[START OF Dataset]

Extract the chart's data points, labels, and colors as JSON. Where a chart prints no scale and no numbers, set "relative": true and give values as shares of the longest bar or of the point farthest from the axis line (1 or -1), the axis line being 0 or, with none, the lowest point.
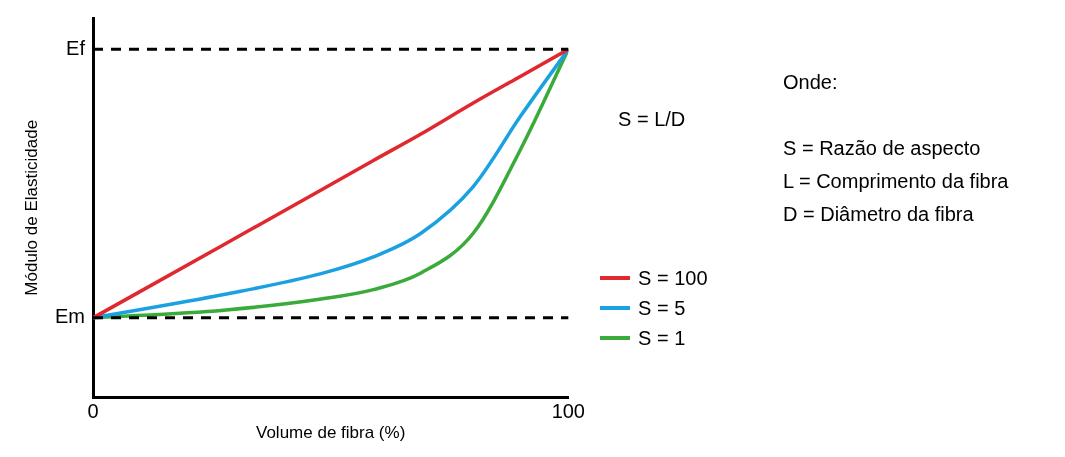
{
  "chart_data": {
    "type": "line",
    "xlabel": "Volume de fibra (%)",
    "ylabel": "Módulo de Elasticidade",
    "relative": true,
    "xlim": [
      0,
      100
    ],
    "xticks": [
      0,
      100
    ],
    "grid": false,
    "legend": "right",
    "marker": "none",
    "line_style": "solid",
    "x": [
      0,
      27.5,
      48,
      59,
      69,
      80,
      90,
      100
    ],
    "series": [
      {
        "name": "S = 100",
        "color": "#e0282e",
        "values": [
          0.229,
          0.439,
          0.596,
          0.681,
          0.757,
          0.846,
          0.923,
          1
        ]
      },
      {
        "name": "S = 5",
        "color": "#1ba1e2",
        "values": [
          0.229,
          0.296,
          0.356,
          0.404,
          0.472,
          0.606,
          0.809,
          1
        ]
      },
      {
        "name": "S = 1",
        "color": "#3aaa3a",
        "values": [
          0.229,
          0.251,
          0.283,
          0.31,
          0.358,
          0.472,
          0.714,
          1
        ]
      }
    ],
    "ref_lines": [
      {
        "axis": "y",
        "value": 1,
        "label": "Ef",
        "line_style": "dashed",
        "color": "#000000"
      },
      {
        "axis": "y",
        "value": 0.229,
        "label": "Em",
        "line_style": "dashed",
        "color": "#000000"
      }
    ],
    "annotations": [
      "S = L/D",
      "Onde:",
      "S = Razão de aspecto",
      "L = Comprimento da fibra",
      "D = Diâmetro da fibra"
    ]
  }
}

[END OF Dataset]

| Work required |
All of the entries need to be transcribed word for word; pictures are left out.

| Complete output |
Extract the chart's data points, labels, and colors as JSON. Where a chart prints no scale and no numbers, set "relative": true and give values as shares of the longest bar or of the point farthest from the axis line (1 or -1), the axis line being 0 or, with none, the lowest point.
{
  "chart_data": {
    "type": "line",
    "xlabel": "Volume de fibra (%)",
    "ylabel": "Módulo de Elasticidade",
    "relative": true,
    "xlim": [
      0,
      100
    ],
    "xticks": [
      0,
      100
    ],
    "grid": false,
    "legend": "right",
    "marker": "none",
    "line_style": "solid",
    "x": [
      0,
      27.5,
      48,
      59,
      69,
      80,
      90,
      100
    ],
    "series": [
      {
        "name": "S = 100",
        "color": "#e0282e",
        "values": [
          0.229,
          0.439,
          0.596,
          0.681,
          0.757,
          0.846,
          0.923,
          1
        ]
      },
      {
        "name": "S = 5",
        "color": "#1ba1e2",
        "values": [
          0.229,
          0.296,
          0.356,
          0.404,
          0.472,
          0.606,
          0.809,
          1
        ]
      },
      {
        "name": "S = 1",
        "color": "#3aaa3a",
        "values": [
          0.229,
          0.251,
          0.283,
          0.31,
          0.358,
          0.472,
          0.714,
          1
        ]
      }
    ],
    "ref_lines": [
      {
        "axis": "y",
        "value": 1,
        "label": "Ef",
        "line_style": "dashed",
        "color": "#000000"
      },
      {
        "axis": "y",
        "value": 0.229,
        "label": "Em",
        "line_style": "dashed",
        "color": "#000000"
      }
    ],
    "annotations": [
      "S = L/D",
      "Onde:",
      "S = Razão de aspecto",
      "L = Comprimento da fibra",
      "D = Diâmetro da fibra"
    ]
  }
}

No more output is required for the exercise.